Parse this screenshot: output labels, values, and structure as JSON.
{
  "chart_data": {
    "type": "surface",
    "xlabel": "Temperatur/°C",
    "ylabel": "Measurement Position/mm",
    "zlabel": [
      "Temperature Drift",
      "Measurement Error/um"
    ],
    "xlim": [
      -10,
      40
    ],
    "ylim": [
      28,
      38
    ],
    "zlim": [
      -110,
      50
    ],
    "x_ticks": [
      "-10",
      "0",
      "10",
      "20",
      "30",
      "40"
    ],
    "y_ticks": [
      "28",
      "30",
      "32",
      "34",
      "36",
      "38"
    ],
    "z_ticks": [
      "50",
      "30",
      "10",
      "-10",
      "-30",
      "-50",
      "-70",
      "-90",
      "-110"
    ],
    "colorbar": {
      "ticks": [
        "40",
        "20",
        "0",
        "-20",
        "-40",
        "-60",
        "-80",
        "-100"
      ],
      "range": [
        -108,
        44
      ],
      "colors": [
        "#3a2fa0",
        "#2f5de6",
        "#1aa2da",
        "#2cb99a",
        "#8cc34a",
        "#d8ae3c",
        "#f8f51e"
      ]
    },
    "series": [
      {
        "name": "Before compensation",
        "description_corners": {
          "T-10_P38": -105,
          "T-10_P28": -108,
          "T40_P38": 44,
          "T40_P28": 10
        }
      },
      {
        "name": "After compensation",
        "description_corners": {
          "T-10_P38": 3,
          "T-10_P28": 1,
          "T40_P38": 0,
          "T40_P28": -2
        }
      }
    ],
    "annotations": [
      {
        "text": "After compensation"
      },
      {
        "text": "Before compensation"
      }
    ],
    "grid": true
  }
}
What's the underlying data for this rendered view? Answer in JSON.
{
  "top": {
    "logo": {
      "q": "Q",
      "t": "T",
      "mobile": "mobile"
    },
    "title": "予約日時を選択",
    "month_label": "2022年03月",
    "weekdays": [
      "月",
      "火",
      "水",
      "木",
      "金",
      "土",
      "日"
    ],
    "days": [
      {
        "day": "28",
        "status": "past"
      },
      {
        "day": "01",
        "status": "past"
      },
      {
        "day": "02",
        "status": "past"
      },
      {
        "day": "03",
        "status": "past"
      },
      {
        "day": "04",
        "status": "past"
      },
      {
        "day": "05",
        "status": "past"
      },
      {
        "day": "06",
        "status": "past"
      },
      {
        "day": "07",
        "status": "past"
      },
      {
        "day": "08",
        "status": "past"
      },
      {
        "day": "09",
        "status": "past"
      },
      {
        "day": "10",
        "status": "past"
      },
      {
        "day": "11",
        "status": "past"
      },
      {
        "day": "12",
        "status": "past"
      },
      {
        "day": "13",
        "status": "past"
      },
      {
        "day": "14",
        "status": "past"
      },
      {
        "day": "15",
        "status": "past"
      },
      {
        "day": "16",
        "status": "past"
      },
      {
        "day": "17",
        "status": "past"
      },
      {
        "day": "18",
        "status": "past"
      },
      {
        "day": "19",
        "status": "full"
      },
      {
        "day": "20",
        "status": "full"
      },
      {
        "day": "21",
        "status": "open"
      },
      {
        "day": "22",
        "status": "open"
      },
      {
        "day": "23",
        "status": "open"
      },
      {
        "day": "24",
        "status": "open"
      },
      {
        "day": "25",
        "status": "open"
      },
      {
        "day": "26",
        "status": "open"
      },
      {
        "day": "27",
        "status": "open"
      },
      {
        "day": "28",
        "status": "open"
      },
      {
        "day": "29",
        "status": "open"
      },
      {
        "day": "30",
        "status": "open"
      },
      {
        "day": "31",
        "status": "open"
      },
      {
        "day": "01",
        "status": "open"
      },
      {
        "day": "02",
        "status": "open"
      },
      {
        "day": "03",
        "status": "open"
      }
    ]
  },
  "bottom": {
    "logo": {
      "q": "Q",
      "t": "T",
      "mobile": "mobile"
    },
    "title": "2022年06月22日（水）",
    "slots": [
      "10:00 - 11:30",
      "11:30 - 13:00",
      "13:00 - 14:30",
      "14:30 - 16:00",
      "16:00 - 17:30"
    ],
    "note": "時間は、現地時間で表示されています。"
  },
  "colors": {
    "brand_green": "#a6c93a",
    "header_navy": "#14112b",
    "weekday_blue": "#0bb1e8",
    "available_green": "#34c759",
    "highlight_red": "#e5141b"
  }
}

--- WORK TO BE COMPLETED ---
All lines that include "name" are to be gathered and copied.

--- SOLVED EXERCISE ---
        "name": "Before compensation",
        "name": "After compensation",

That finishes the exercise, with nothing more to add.